- What this task involves: Identify the lines that contain the string "ffffff" and copy all of them.

- Given data:
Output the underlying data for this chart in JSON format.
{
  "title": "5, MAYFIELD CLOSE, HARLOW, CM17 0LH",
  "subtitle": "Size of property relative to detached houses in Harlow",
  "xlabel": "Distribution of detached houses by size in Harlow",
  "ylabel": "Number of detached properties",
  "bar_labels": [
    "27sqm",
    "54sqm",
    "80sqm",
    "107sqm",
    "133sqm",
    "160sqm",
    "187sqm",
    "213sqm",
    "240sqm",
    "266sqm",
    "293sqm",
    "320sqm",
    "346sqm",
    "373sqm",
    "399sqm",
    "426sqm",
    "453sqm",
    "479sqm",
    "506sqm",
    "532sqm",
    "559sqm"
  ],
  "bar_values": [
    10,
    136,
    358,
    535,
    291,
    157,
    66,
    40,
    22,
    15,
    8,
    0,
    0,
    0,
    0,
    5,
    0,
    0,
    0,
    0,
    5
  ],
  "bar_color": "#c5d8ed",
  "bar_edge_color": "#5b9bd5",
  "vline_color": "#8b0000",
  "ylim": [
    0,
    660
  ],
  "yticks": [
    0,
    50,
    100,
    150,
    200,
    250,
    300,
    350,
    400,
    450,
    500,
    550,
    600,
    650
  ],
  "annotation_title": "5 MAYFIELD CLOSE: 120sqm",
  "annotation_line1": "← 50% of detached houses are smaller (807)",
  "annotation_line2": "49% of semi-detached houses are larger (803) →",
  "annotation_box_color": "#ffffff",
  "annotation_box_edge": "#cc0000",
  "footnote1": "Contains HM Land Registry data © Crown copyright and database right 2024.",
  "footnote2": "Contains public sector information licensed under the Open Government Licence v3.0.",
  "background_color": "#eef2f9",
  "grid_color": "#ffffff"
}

- Written reply:
  "annotation_box_color": "#ffffff",
  "grid_color": "#ffffff"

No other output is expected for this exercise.